DIRECTIVE: Please express the items from the line containing "Patent image size: (548, 887)." through the line containing "The bracket 63 is at (182, 591)." as a two-column CSV with the headers description and positions. Give one row per item, with its text and its answer each in a single quoted field and line breaks turned into spaces.

AVAILABLE RECORDS:
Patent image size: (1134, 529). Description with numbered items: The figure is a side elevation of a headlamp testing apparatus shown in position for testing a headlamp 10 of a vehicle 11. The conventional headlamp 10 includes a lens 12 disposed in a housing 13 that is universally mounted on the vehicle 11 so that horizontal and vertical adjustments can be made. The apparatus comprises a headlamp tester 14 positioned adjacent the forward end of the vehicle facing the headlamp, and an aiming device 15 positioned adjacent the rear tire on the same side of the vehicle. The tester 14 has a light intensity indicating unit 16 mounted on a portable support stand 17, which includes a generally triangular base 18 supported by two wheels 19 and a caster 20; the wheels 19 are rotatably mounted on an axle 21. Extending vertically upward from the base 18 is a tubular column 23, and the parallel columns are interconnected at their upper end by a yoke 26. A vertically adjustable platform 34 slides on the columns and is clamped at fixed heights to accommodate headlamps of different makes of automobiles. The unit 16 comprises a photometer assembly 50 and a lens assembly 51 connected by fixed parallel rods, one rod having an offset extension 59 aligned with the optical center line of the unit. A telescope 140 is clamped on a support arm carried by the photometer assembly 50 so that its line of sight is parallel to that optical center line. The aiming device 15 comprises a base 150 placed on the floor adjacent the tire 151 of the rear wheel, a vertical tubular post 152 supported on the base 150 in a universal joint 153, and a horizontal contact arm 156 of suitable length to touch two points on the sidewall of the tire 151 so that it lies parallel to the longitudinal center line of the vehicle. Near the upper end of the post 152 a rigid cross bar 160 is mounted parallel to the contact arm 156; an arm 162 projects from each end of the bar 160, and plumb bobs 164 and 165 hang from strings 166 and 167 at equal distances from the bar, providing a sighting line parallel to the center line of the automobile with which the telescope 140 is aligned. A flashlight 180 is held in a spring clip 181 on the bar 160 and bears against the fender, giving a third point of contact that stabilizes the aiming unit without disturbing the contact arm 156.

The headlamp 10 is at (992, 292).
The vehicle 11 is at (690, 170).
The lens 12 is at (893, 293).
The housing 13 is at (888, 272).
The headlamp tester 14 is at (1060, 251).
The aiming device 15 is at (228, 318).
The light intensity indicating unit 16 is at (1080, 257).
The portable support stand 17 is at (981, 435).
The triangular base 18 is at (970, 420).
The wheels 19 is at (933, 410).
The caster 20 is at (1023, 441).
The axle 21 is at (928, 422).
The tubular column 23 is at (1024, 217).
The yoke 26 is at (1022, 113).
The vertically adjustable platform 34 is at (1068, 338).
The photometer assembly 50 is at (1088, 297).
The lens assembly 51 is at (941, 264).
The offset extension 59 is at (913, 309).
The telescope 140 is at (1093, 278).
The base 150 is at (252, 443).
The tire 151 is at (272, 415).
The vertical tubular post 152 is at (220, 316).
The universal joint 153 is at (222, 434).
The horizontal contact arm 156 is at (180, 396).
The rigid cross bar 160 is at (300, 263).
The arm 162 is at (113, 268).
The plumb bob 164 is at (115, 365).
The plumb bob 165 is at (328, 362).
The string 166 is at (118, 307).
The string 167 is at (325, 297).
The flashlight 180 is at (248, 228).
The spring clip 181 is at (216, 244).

* * *

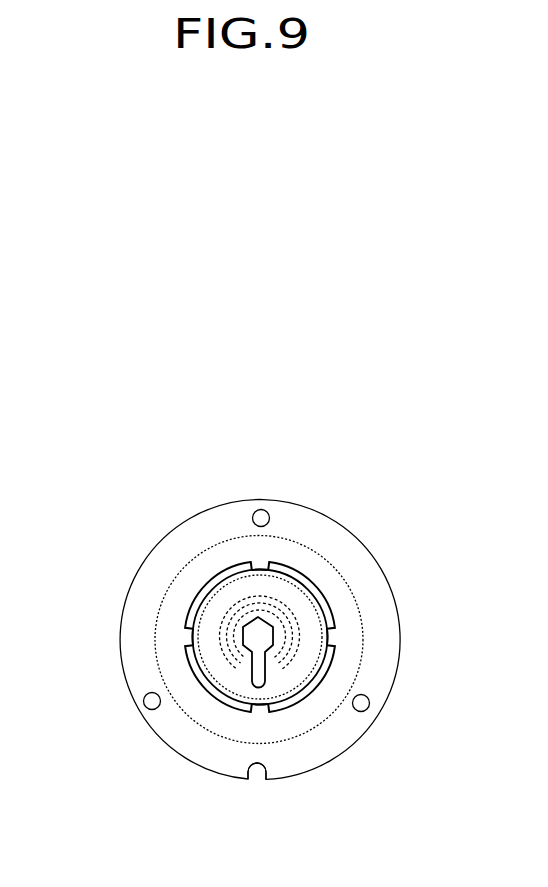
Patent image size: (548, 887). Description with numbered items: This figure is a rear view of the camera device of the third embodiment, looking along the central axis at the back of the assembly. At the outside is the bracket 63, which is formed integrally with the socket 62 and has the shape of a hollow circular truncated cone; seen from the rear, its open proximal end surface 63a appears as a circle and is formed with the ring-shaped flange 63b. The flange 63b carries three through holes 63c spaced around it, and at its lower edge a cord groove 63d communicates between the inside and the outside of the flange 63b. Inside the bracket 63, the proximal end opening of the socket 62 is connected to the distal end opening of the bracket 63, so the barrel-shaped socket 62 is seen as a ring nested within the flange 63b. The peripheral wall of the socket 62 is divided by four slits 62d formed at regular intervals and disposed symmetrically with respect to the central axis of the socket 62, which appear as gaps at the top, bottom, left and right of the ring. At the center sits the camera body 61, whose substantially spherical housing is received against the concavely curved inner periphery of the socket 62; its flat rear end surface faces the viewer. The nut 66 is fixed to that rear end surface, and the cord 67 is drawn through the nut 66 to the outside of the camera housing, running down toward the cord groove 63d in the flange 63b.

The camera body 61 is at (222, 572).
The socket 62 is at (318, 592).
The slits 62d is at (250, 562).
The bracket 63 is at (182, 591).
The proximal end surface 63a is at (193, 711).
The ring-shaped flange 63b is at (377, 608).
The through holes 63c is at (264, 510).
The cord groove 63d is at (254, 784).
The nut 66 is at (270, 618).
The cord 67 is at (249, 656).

ANSWER TO THE PROBLEM:
description,positions
"Patent image size: (548, 887). Description with numbered items: This figure is a rear view of the camera device of the third embodiment, looking along the central axis at the back of the assembly. At the outside is the bracket 63, which is formed integrally with the socket 62 and has the shape of a hollow circular truncated cone; seen from the rear, its open proximal end surface 63a appears as a circle and is formed with the ring-shaped flange 63b. The flange 63b carries three through holes 63c spaced around it, and at its lower edge a cord groove 63d communicates between the inside and the outside of the flange 63b. Inside the bracket 63, the proximal end opening of the socket 62 is connected to the distal end opening of the bracket 63, so the barrel-shaped socket 62 is seen as a ring nested within the flange 63b. The peripheral wall of the socket 62 is divided by four slits 62d formed at regular intervals and disposed symmetrically with respect to the central axis of the socket 62, which appear as gaps at the top, bottom, left and right of the ring. At the center sits the camera body 61, whose substantially spherical housing is received against the concavely curved inner periphery of the socket 62; its flat rear end surface faces the viewer. The nut 66 is fixed to that rear end surface, and the cord 67 is drawn through the nut 66 to the outside of the camera housing, running down toward the cord groove 63d in the flange 63b.","The camera body 61 is at (222, 572). The socket 62 is at (318, 592). The slits 62d is at (250, 562). The bracket 63 is at (182, 591)."